Count how many lines hold the string "Criminalística". Answer with that number and nothing more.
+++ PROVIDED RECORDS +++
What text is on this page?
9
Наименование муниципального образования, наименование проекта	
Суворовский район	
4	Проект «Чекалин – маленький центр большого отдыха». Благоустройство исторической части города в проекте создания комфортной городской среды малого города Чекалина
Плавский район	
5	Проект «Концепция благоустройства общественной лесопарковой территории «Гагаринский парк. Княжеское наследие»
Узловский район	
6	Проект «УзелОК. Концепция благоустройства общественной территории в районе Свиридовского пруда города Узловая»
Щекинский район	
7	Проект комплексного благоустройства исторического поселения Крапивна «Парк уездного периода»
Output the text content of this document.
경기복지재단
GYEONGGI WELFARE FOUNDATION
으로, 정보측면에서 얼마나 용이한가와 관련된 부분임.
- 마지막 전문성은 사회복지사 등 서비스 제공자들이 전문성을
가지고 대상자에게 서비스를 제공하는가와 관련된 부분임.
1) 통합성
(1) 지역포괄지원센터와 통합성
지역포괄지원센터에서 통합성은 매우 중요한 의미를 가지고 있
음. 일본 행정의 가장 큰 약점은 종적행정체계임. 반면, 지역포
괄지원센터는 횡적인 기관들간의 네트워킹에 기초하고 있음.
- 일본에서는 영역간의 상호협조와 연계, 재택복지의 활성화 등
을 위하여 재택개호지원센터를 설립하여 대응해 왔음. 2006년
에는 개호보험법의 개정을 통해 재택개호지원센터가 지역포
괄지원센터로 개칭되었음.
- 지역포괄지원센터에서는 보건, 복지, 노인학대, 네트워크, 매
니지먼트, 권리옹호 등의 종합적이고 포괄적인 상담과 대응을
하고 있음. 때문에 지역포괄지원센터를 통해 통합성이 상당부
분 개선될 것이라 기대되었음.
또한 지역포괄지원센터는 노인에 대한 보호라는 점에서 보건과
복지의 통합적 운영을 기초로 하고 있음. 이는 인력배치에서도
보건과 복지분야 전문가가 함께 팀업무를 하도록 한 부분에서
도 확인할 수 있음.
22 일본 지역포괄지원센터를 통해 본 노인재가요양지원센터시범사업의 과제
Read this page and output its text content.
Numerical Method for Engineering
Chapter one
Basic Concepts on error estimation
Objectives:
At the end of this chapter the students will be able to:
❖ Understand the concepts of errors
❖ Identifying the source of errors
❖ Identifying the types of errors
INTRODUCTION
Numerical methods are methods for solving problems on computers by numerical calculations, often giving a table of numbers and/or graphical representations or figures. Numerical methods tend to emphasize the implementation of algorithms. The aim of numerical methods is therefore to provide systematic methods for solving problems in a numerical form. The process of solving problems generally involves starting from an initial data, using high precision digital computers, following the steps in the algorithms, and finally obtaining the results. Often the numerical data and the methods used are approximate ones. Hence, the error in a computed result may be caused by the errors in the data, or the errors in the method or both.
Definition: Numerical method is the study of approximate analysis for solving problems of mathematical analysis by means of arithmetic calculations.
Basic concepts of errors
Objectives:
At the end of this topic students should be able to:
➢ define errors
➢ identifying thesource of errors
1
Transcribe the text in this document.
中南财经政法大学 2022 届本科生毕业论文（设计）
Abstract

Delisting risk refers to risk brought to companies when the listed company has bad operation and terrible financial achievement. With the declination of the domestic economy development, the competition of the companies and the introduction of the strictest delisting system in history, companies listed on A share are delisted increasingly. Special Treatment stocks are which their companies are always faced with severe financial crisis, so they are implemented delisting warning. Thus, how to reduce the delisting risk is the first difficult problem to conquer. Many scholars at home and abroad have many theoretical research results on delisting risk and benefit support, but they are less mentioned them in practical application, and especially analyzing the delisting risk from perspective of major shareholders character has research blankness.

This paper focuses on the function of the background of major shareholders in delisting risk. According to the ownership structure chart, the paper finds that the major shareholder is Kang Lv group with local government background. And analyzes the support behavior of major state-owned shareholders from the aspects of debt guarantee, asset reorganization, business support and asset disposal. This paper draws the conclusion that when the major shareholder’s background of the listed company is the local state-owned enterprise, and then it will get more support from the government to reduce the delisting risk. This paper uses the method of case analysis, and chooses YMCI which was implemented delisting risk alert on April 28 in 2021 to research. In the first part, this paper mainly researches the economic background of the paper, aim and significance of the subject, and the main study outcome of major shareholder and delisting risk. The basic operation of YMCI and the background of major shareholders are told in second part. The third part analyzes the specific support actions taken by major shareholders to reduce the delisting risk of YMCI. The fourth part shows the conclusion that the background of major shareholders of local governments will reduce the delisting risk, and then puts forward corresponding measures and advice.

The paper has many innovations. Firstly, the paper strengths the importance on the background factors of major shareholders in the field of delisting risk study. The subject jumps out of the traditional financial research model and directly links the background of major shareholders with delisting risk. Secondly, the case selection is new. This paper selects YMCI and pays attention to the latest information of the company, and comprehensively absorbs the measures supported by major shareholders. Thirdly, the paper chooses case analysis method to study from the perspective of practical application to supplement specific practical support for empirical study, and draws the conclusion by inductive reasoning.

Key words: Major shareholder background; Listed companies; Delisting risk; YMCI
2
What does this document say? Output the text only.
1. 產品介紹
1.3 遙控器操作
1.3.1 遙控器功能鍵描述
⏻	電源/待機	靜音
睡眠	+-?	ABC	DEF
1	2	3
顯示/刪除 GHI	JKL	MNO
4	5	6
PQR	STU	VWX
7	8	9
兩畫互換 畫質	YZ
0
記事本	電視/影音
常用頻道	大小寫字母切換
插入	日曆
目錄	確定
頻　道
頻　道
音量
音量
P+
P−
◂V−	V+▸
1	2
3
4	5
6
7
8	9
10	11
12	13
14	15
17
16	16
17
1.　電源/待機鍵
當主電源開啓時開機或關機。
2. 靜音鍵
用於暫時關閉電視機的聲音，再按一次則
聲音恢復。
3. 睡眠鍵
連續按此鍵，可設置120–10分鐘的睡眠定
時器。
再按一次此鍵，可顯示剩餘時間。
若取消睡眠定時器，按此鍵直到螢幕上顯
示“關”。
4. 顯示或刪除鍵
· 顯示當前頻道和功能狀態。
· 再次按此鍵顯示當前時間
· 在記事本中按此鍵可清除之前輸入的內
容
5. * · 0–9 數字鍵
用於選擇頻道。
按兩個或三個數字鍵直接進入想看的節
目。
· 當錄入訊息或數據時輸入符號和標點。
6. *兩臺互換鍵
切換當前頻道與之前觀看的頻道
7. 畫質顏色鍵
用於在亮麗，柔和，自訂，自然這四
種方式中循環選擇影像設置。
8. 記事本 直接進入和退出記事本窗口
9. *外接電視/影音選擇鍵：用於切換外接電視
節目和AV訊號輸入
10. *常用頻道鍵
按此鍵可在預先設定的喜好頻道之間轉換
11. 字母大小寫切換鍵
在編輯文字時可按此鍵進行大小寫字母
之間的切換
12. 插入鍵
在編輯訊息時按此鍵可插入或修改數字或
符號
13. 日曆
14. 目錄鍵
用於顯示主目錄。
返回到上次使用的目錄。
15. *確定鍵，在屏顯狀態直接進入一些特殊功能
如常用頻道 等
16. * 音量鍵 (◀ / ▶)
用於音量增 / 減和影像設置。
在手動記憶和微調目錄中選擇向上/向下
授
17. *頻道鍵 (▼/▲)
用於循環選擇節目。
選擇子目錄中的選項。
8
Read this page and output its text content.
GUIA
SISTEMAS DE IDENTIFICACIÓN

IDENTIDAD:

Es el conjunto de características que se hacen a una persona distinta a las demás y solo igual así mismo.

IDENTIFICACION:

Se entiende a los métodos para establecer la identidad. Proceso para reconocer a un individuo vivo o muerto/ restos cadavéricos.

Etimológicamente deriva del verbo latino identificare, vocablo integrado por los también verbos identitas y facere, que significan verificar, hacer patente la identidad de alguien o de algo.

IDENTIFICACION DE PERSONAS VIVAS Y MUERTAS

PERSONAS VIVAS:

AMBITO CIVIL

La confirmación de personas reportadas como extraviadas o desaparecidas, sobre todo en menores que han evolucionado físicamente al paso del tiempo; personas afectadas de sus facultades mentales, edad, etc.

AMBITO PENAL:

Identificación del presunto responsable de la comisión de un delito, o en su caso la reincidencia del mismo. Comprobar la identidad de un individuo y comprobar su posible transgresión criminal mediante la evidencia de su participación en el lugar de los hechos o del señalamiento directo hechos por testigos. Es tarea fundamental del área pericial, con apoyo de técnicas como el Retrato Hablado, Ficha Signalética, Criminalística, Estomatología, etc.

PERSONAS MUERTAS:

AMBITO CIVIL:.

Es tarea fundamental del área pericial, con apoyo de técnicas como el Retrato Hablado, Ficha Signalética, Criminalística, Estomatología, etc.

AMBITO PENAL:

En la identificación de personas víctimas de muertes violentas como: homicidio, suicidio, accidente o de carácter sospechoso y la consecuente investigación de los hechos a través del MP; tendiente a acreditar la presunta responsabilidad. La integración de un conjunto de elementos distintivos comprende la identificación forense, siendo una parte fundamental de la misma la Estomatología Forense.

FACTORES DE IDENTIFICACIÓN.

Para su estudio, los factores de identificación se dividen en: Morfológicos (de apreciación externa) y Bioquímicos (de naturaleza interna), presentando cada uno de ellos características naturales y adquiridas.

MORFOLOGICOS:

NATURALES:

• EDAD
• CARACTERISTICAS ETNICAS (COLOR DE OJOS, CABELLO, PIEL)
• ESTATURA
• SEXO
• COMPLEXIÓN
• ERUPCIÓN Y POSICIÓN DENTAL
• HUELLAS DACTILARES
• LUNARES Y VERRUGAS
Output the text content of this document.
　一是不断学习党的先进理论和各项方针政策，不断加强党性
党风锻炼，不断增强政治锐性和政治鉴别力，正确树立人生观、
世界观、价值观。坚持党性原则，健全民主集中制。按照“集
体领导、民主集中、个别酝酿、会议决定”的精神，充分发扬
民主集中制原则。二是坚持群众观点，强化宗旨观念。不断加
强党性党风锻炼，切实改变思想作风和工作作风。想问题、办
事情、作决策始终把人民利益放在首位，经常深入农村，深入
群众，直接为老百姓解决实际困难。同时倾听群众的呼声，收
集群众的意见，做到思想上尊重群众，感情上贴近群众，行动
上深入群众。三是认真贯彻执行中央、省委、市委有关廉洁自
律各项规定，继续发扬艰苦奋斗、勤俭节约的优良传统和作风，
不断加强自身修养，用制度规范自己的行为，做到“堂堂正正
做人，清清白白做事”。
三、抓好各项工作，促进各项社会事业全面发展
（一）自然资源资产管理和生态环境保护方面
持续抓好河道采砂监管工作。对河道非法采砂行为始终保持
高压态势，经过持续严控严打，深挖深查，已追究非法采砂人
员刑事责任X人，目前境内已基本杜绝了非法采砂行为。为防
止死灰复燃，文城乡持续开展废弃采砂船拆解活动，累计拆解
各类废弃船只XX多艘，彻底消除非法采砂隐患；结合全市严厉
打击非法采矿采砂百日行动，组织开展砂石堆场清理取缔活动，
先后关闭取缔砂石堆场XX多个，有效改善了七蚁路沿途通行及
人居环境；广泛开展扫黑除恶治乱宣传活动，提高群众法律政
+++
--- COMPLETE ANSWER ---
2